> **Problem description**
Return every line below as is, leaving out the pictures.

> **Material supplied**
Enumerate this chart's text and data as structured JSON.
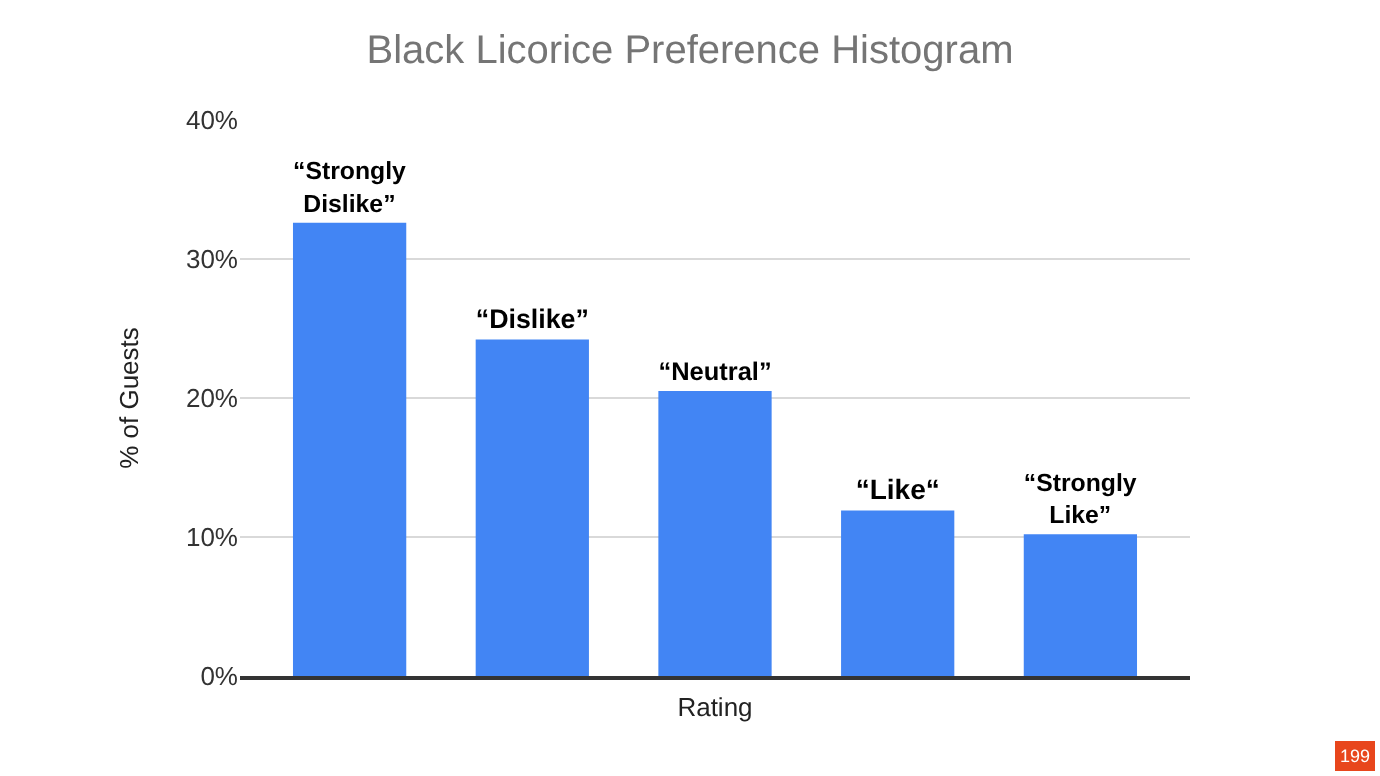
{
  "chart_data": {
    "type": "bar",
    "title": "Black Licorice Preference Histogram",
    "xlabel": "Rating",
    "ylabel": "% of Guests",
    "categories": [
      "“Strongly\nDislike”",
      "“Dislike”",
      "“Neutral”",
      "“Like“",
      "“Strongly\nLike”"
    ],
    "values": [
      32.6,
      24.2,
      20.5,
      11.9,
      10.2
    ],
    "color": "#4285f4",
    "ylim": [
      0,
      40
    ],
    "yticks": [
      {
        "value": 0,
        "label": "0%"
      },
      {
        "value": 10,
        "label": "10%"
      },
      {
        "value": 20,
        "label": "20%"
      },
      {
        "value": 30,
        "label": "30%"
      },
      {
        "value": 40,
        "label": "40%"
      }
    ],
    "grid": "y",
    "annotations": [
      "199"
    ]
  }
}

> **Task response**
Enumerate this chart's text and data as structured JSON.
{
  "chart_data": {
    "type": "bar",
    "title": "Black Licorice Preference Histogram",
    "xlabel": "Rating",
    "ylabel": "% of Guests",
    "categories": [
      "“Strongly\nDislike”",
      "“Dislike”",
      "“Neutral”",
      "“Like“",
      "“Strongly\nLike”"
    ],
    "values": [
      32.6,
      24.2,
      20.5,
      11.9,
      10.2
    ],
    "color": "#4285f4",
    "ylim": [
      0,
      40
    ],
    "yticks": [
      {
        "value": 0,
        "label": "0%"
      },
      {
        "value": 10,
        "label": "10%"
      },
      {
        "value": 20,
        "label": "20%"
      },
      {
        "value": 30,
        "label": "30%"
      },
      {
        "value": 40,
        "label": "40%"
      }
    ],
    "grid": "y",
    "annotations": [
      "199"
    ]
  }
}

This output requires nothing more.